## Data shown
** Start **

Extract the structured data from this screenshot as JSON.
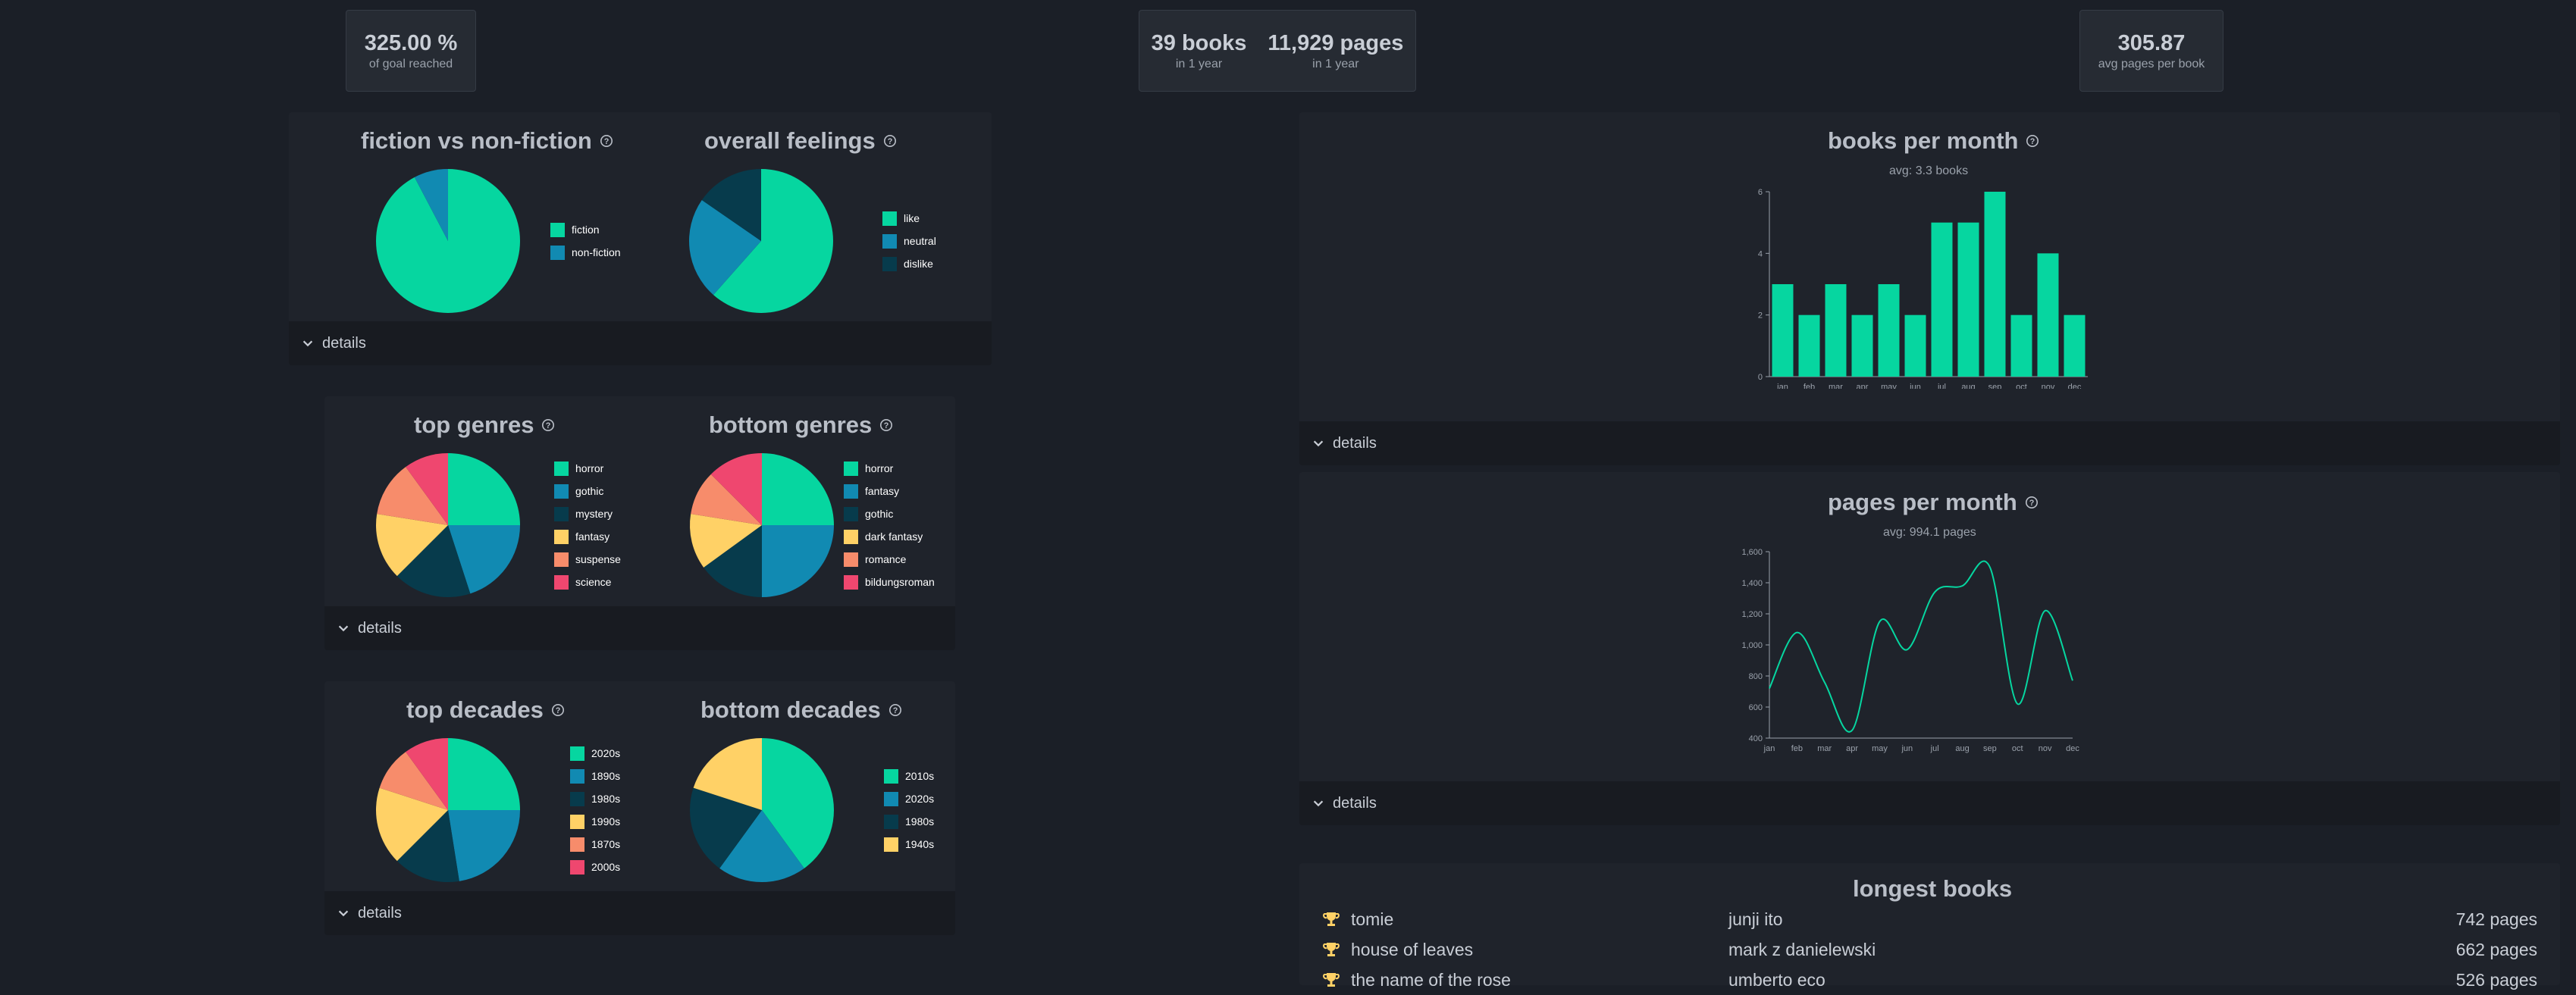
{
  "stats": {
    "goal": {
      "value": "325.00 %",
      "label": "of goal reached"
    },
    "books": {
      "value": "39 books",
      "label": "in 1 year"
    },
    "pages": {
      "value": "11,929 pages",
      "label": "in 1 year"
    },
    "avg": {
      "value": "305.87",
      "label": "avg pages per book"
    }
  },
  "details_label": "details",
  "colors": {
    "c1": "#06d6a0",
    "c2": "#118ab2",
    "c3": "#073b4c",
    "c4": "#ffd166",
    "c5": "#f78c6b",
    "c6": "#ef476f"
  },
  "pies": {
    "fiction": {
      "title": "fiction vs non-fiction",
      "items": [
        {
          "label": "fiction",
          "value": 36
        },
        {
          "label": "non-fiction",
          "value": 3
        }
      ]
    },
    "feelings": {
      "title": "overall feelings",
      "items": [
        {
          "label": "like",
          "value": 24
        },
        {
          "label": "neutral",
          "value": 9
        },
        {
          "label": "dislike",
          "value": 6
        }
      ]
    },
    "top_genres": {
      "title": "top genres",
      "items": [
        {
          "label": "horror",
          "value": 10
        },
        {
          "label": "gothic",
          "value": 8
        },
        {
          "label": "mystery",
          "value": 7
        },
        {
          "label": "fantasy",
          "value": 6
        },
        {
          "label": "suspense",
          "value": 5
        },
        {
          "label": "science",
          "value": 4
        }
      ]
    },
    "bottom_genres": {
      "title": "bottom genres",
      "items": [
        {
          "label": "horror",
          "value": 10
        },
        {
          "label": "fantasy",
          "value": 10
        },
        {
          "label": "gothic",
          "value": 6
        },
        {
          "label": "dark fantasy",
          "value": 5
        },
        {
          "label": "romance",
          "value": 4
        },
        {
          "label": "bildungsroman",
          "value": 5
        }
      ]
    },
    "top_decades": {
      "title": "top decades",
      "items": [
        {
          "label": "2020s",
          "value": 10
        },
        {
          "label": "1890s",
          "value": 9
        },
        {
          "label": "1980s",
          "value": 6
        },
        {
          "label": "1990s",
          "value": 7
        },
        {
          "label": "1870s",
          "value": 4
        },
        {
          "label": "2000s",
          "value": 4
        }
      ]
    },
    "bottom_decades": {
      "title": "bottom decades",
      "items": [
        {
          "label": "2010s",
          "value": 10
        },
        {
          "label": "2020s",
          "value": 5
        },
        {
          "label": "1980s",
          "value": 5
        },
        {
          "label": "1940s",
          "value": 5
        }
      ]
    }
  },
  "chart_data": [
    {
      "type": "bar",
      "title": "books per month",
      "subtitle": "avg: 3.3 books",
      "categories": [
        "jan",
        "feb",
        "mar",
        "apr",
        "may",
        "jun",
        "jul",
        "aug",
        "sep",
        "oct",
        "nov",
        "dec"
      ],
      "values": [
        3,
        2,
        3,
        2,
        3,
        2,
        5,
        5,
        6,
        2,
        4,
        2
      ],
      "ylim": [
        0,
        6
      ],
      "yticks": [
        "0",
        "2",
        "4",
        "6"
      ]
    },
    {
      "type": "line",
      "title": "pages per month",
      "subtitle": "avg: 994.1 pages",
      "categories": [
        "jan",
        "feb",
        "mar",
        "apr",
        "may",
        "jun",
        "jul",
        "aug",
        "sep",
        "oct",
        "nov",
        "dec"
      ],
      "values": [
        720,
        1080,
        760,
        450,
        1150,
        970,
        1340,
        1380,
        1500,
        620,
        1220,
        770
      ],
      "ylim": [
        400,
        1600
      ],
      "yticks": [
        "400",
        "600",
        "800",
        "1,000",
        "1,200",
        "1,400",
        "1,600"
      ]
    }
  ],
  "longest": {
    "title": "longest books",
    "rows": [
      {
        "title": "tomie",
        "author": "junji ito",
        "pages": "742 pages"
      },
      {
        "title": "house of leaves",
        "author": "mark z danielewski",
        "pages": "662 pages"
      },
      {
        "title": "the name of the rose",
        "author": "umberto eco",
        "pages": "526 pages"
      }
    ]
  }
}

** End **

## Given problem
Each record above is to be restated exactly, with its pictures removed from the copy.

## Answer below
Extract the structured data from this screenshot as JSON.
{
  "stats": {
    "goal": {
      "value": "325.00 %",
      "label": "of goal reached"
    },
    "books": {
      "value": "39 books",
      "label": "in 1 year"
    },
    "pages": {
      "value": "11,929 pages",
      "label": "in 1 year"
    },
    "avg": {
      "value": "305.87",
      "label": "avg pages per book"
    }
  },
  "details_label": "details",
  "colors": {
    "c1": "#06d6a0",
    "c2": "#118ab2",
    "c3": "#073b4c",
    "c4": "#ffd166",
    "c5": "#f78c6b",
    "c6": "#ef476f"
  },
  "pies": {
    "fiction": {
      "title": "fiction vs non-fiction",
      "items": [
        {
          "label": "fiction",
          "value": 36
        },
        {
          "label": "non-fiction",
          "value": 3
        }
      ]
    },
    "feelings": {
      "title": "overall feelings",
      "items": [
        {
          "label": "like",
          "value": 24
        },
        {
          "label": "neutral",
          "value": 9
        },
        {
          "label": "dislike",
          "value": 6
        }
      ]
    },
    "top_genres": {
      "title": "top genres",
      "items": [
        {
          "label": "horror",
          "value": 10
        },
        {
          "label": "gothic",
          "value": 8
        },
        {
          "label": "mystery",
          "value": 7
        },
        {
          "label": "fantasy",
          "value": 6
        },
        {
          "label": "suspense",
          "value": 5
        },
        {
          "label": "science",
          "value": 4
        }
      ]
    },
    "bottom_genres": {
      "title": "bottom genres",
      "items": [
        {
          "label": "horror",
          "value": 10
        },
        {
          "label": "fantasy",
          "value": 10
        },
        {
          "label": "gothic",
          "value": 6
        },
        {
          "label": "dark fantasy",
          "value": 5
        },
        {
          "label": "romance",
          "value": 4
        },
        {
          "label": "bildungsroman",
          "value": 5
        }
      ]
    },
    "top_decades": {
      "title": "top decades",
      "items": [
        {
          "label": "2020s",
          "value": 10
        },
        {
          "label": "1890s",
          "value": 9
        },
        {
          "label": "1980s",
          "value": 6
        },
        {
          "label": "1990s",
          "value": 7
        },
        {
          "label": "1870s",
          "value": 4
        },
        {
          "label": "2000s",
          "value": 4
        }
      ]
    },
    "bottom_decades": {
      "title": "bottom decades",
      "items": [
        {
          "label": "2010s",
          "value": 10
        },
        {
          "label": "2020s",
          "value": 5
        },
        {
          "label": "1980s",
          "value": 5
        },
        {
          "label": "1940s",
          "value": 5
        }
      ]
    }
  },
  "chart_data": [
    {
      "type": "bar",
      "title": "books per month",
      "subtitle": "avg: 3.3 books",
      "categories": [
        "jan",
        "feb",
        "mar",
        "apr",
        "may",
        "jun",
        "jul",
        "aug",
        "sep",
        "oct",
        "nov",
        "dec"
      ],
      "values": [
        3,
        2,
        3,
        2,
        3,
        2,
        5,
        5,
        6,
        2,
        4,
        2
      ],
      "ylim": [
        0,
        6
      ],
      "yticks": [
        "0",
        "2",
        "4",
        "6"
      ]
    },
    {
      "type": "line",
      "title": "pages per month",
      "subtitle": "avg: 994.1 pages",
      "categories": [
        "jan",
        "feb",
        "mar",
        "apr",
        "may",
        "jun",
        "jul",
        "aug",
        "sep",
        "oct",
        "nov",
        "dec"
      ],
      "values": [
        720,
        1080,
        760,
        450,
        1150,
        970,
        1340,
        1380,
        1500,
        620,
        1220,
        770
      ],
      "ylim": [
        400,
        1600
      ],
      "yticks": [
        "400",
        "600",
        "800",
        "1,000",
        "1,200",
        "1,400",
        "1,600"
      ]
    }
  ],
  "longest": {
    "title": "longest books",
    "rows": [
      {
        "title": "tomie",
        "author": "junji ito",
        "pages": "742 pages"
      },
      {
        "title": "house of leaves",
        "author": "mark z danielewski",
        "pages": "662 pages"
      },
      {
        "title": "the name of the rose",
        "author": "umberto eco",
        "pages": "526 pages"
      }
    ]
  }
}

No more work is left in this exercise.